**GOAL**
Every entry below must appear again, exactly as written.

**TASK DATA**
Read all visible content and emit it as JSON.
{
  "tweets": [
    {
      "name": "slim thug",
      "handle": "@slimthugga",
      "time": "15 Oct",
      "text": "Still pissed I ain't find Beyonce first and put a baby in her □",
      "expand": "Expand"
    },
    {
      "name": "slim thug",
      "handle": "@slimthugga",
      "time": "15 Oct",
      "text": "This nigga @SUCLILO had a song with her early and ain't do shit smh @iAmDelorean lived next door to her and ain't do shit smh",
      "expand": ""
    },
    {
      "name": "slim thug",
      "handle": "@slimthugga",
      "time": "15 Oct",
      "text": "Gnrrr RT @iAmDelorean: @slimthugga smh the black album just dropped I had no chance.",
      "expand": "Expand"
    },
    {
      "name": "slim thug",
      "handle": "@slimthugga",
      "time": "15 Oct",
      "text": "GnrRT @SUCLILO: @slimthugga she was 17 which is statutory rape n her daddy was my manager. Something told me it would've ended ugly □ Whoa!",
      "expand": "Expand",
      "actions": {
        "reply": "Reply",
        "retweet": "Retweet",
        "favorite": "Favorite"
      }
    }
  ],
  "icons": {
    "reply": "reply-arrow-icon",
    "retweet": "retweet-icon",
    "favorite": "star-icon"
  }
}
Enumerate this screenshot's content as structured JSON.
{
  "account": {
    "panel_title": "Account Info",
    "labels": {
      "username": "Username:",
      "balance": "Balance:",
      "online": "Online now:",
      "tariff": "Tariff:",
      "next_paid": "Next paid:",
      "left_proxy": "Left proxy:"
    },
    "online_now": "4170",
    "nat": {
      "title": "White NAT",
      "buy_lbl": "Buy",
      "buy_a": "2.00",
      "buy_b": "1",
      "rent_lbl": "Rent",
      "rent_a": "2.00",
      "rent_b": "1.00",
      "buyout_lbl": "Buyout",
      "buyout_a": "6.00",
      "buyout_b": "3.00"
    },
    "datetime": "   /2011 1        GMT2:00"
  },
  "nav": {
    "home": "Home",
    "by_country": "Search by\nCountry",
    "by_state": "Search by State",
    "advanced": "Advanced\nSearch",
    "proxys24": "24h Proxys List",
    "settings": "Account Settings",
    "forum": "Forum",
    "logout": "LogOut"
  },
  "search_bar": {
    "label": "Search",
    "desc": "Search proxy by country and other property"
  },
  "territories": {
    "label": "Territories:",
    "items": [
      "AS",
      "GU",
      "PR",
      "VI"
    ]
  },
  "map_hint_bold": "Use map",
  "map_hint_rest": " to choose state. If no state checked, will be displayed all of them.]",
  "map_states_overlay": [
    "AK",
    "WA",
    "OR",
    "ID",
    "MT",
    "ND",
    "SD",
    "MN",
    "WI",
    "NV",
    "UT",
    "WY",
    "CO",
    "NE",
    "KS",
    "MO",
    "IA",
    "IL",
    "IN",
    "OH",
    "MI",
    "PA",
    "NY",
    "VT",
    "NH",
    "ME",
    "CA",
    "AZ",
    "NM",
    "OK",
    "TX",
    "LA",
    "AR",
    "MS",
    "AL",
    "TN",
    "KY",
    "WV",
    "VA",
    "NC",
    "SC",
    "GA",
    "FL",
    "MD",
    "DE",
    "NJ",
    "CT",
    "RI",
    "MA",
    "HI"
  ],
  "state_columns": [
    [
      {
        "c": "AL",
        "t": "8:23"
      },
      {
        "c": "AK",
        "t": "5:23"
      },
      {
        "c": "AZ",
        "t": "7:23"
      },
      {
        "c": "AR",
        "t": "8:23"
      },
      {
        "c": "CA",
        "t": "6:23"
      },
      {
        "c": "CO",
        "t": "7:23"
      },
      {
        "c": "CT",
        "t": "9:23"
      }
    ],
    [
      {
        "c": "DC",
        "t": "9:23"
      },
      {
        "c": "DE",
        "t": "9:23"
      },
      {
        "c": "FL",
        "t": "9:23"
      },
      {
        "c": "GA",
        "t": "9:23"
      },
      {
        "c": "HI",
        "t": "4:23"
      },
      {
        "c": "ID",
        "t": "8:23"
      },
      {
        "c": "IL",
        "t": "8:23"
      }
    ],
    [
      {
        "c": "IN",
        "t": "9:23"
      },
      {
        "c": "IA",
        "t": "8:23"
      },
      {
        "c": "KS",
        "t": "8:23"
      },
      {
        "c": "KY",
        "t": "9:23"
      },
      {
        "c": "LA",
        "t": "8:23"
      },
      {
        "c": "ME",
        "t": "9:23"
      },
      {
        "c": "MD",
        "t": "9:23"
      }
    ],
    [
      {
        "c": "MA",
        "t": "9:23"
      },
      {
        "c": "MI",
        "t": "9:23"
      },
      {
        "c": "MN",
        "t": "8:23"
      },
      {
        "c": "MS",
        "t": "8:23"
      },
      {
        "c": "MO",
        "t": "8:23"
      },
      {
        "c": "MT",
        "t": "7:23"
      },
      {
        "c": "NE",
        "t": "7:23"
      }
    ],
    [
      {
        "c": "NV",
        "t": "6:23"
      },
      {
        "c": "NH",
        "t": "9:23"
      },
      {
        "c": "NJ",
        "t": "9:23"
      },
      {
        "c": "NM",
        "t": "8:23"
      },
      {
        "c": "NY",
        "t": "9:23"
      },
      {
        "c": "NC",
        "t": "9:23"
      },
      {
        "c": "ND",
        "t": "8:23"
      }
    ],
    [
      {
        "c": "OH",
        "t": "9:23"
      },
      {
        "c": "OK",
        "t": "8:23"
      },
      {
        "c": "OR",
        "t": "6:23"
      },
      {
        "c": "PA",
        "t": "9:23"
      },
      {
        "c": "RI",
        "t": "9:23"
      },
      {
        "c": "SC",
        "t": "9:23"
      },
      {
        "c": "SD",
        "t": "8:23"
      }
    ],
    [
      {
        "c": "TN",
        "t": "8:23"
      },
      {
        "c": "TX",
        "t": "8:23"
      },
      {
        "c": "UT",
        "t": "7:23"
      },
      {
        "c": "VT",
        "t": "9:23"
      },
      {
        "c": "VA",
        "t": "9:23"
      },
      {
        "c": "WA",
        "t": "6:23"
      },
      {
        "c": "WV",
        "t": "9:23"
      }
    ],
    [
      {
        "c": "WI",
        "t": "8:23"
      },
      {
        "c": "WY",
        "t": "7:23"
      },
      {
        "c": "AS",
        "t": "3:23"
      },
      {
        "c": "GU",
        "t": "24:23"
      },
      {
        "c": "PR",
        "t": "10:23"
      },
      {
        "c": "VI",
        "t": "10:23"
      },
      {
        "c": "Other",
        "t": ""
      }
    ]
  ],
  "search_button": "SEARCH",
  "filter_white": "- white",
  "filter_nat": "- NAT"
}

**EXERCISE RESPONSE**
Read all visible content and emit it as JSON.
{
  "tweets": [
    {
      "name": "slim thug",
      "handle": "@slimthugga",
      "time": "15 Oct",
      "text": "Still pissed I ain't find Beyonce first and put a baby in her □",
      "expand": "Expand"
    },
    {
      "name": "slim thug",
      "handle": "@slimthugga",
      "time": "15 Oct",
      "text": "This nigga @SUCLILO had a song with her early and ain't do shit smh @iAmDelorean lived next door to her and ain't do shit smh",
      "expand": ""
    },
    {
      "name": "slim thug",
      "handle": "@slimthugga",
      "time": "15 Oct",
      "text": "Gnrrr RT @iAmDelorean: @slimthugga smh the black album just dropped I had no chance.",
      "expand": "Expand"
    },
    {
      "name": "slim thug",
      "handle": "@slimthugga",
      "time": "15 Oct",
      "text": "GnrRT @SUCLILO: @slimthugga she was 17 which is statutory rape n her daddy was my manager. Something told me it would've ended ugly □ Whoa!",
      "expand": "Expand",
      "actions": {
        "reply": "Reply",
        "retweet": "Retweet",
        "favorite": "Favorite"
      }
    }
  ],
  "icons": {
    "reply": "reply-arrow-icon",
    "retweet": "retweet-icon",
    "favorite": "star-icon"
  }
}
Enumerate this screenshot's content as structured JSON.
{
  "account": {
    "panel_title": "Account Info",
    "labels": {
      "username": "Username:",
      "balance": "Balance:",
      "online": "Online now:",
      "tariff": "Tariff:",
      "next_paid": "Next paid:",
      "left_proxy": "Left proxy:"
    },
    "online_now": "4170",
    "nat": {
      "title": "White NAT",
      "buy_lbl": "Buy",
      "buy_a": "2.00",
      "buy_b": "1",
      "rent_lbl": "Rent",
      "rent_a": "2.00",
      "rent_b": "1.00",
      "buyout_lbl": "Buyout",
      "buyout_a": "6.00",
      "buyout_b": "3.00"
    },
    "datetime": "   /2011 1        GMT2:00"
  },
  "nav": {
    "home": "Home",
    "by_country": "Search by\nCountry",
    "by_state": "Search by State",
    "advanced": "Advanced\nSearch",
    "proxys24": "24h Proxys List",
    "settings": "Account Settings",
    "forum": "Forum",
    "logout": "LogOut"
  },
  "search_bar": {
    "label": "Search",
    "desc": "Search proxy by country and other property"
  },
  "territories": {
    "label": "Territories:",
    "items": [
      "AS",
      "GU",
      "PR",
      "VI"
    ]
  },
  "map_hint_bold": "Use map",
  "map_hint_rest": " to choose state. If no state checked, will be displayed all of them.]",
  "map_states_overlay": [
    "AK",
    "WA",
    "OR",
    "ID",
    "MT",
    "ND",
    "SD",
    "MN",
    "WI",
    "NV",
    "UT",
    "WY",
    "CO",
    "NE",
    "KS",
    "MO",
    "IA",
    "IL",
    "IN",
    "OH",
    "MI",
    "PA",
    "NY",
    "VT",
    "NH",
    "ME",
    "CA",
    "AZ",
    "NM",
    "OK",
    "TX",
    "LA",
    "AR",
    "MS",
    "AL",
    "TN",
    "KY",
    "WV",
    "VA",
    "NC",
    "SC",
    "GA",
    "FL",
    "MD",
    "DE",
    "NJ",
    "CT",
    "RI",
    "MA",
    "HI"
  ],
  "state_columns": [
    [
      {
        "c": "AL",
        "t": "8:23"
      },
      {
        "c": "AK",
        "t": "5:23"
      },
      {
        "c": "AZ",
        "t": "7:23"
      },
      {
        "c": "AR",
        "t": "8:23"
      },
      {
        "c": "CA",
        "t": "6:23"
      },
      {
        "c": "CO",
        "t": "7:23"
      },
      {
        "c": "CT",
        "t": "9:23"
      }
    ],
    [
      {
        "c": "DC",
        "t": "9:23"
      },
      {
        "c": "DE",
        "t": "9:23"
      },
      {
        "c": "FL",
        "t": "9:23"
      },
      {
        "c": "GA",
        "t": "9:23"
      },
      {
        "c": "HI",
        "t": "4:23"
      },
      {
        "c": "ID",
        "t": "8:23"
      },
      {
        "c": "IL",
        "t": "8:23"
      }
    ],
    [
      {
        "c": "IN",
        "t": "9:23"
      },
      {
        "c": "IA",
        "t": "8:23"
      },
      {
        "c": "KS",
        "t": "8:23"
      },
      {
        "c": "KY",
        "t": "9:23"
      },
      {
        "c": "LA",
        "t": "8:23"
      },
      {
        "c": "ME",
        "t": "9:23"
      },
      {
        "c": "MD",
        "t": "9:23"
      }
    ],
    [
      {
        "c": "MA",
        "t": "9:23"
      },
      {
        "c": "MI",
        "t": "9:23"
      },
      {
        "c": "MN",
        "t": "8:23"
      },
      {
        "c": "MS",
        "t": "8:23"
      },
      {
        "c": "MO",
        "t": "8:23"
      },
      {
        "c": "MT",
        "t": "7:23"
      },
      {
        "c": "NE",
        "t": "7:23"
      }
    ],
    [
      {
        "c": "NV",
        "t": "6:23"
      },
      {
        "c": "NH",
        "t": "9:23"
      },
      {
        "c": "NJ",
        "t": "9:23"
      },
      {
        "c": "NM",
        "t": "8:23"
      },
      {
        "c": "NY",
        "t": "9:23"
      },
      {
        "c": "NC",
        "t": "9:23"
      },
      {
        "c": "ND",
        "t": "8:23"
      }
    ],
    [
      {
        "c": "OH",
        "t": "9:23"
      },
      {
        "c": "OK",
        "t": "8:23"
      },
      {
        "c": "OR",
        "t": "6:23"
      },
      {
        "c": "PA",
        "t": "9:23"
      },
      {
        "c": "RI",
        "t": "9:23"
      },
      {
        "c": "SC",
        "t": "9:23"
      },
      {
        "c": "SD",
        "t": "8:23"
      }
    ],
    [
      {
        "c": "TN",
        "t": "8:23"
      },
      {
        "c": "TX",
        "t": "8:23"
      },
      {
        "c": "UT",
        "t": "7:23"
      },
      {
        "c": "VT",
        "t": "9:23"
      },
      {
        "c": "VA",
        "t": "9:23"
      },
      {
        "c": "WA",
        "t": "6:23"
      },
      {
        "c": "WV",
        "t": "9:23"
      }
    ],
    [
      {
        "c": "WI",
        "t": "8:23"
      },
      {
        "c": "WY",
        "t": "7:23"
      },
      {
        "c": "AS",
        "t": "3:23"
      },
      {
        "c": "GU",
        "t": "24:23"
      },
      {
        "c": "PR",
        "t": "10:23"
      },
      {
        "c": "VI",
        "t": "10:23"
      },
      {
        "c": "Other",
        "t": ""
      }
    ]
  ],
  "search_button": "SEARCH",
  "filter_white": "- white",
  "filter_nat": "- NAT"
}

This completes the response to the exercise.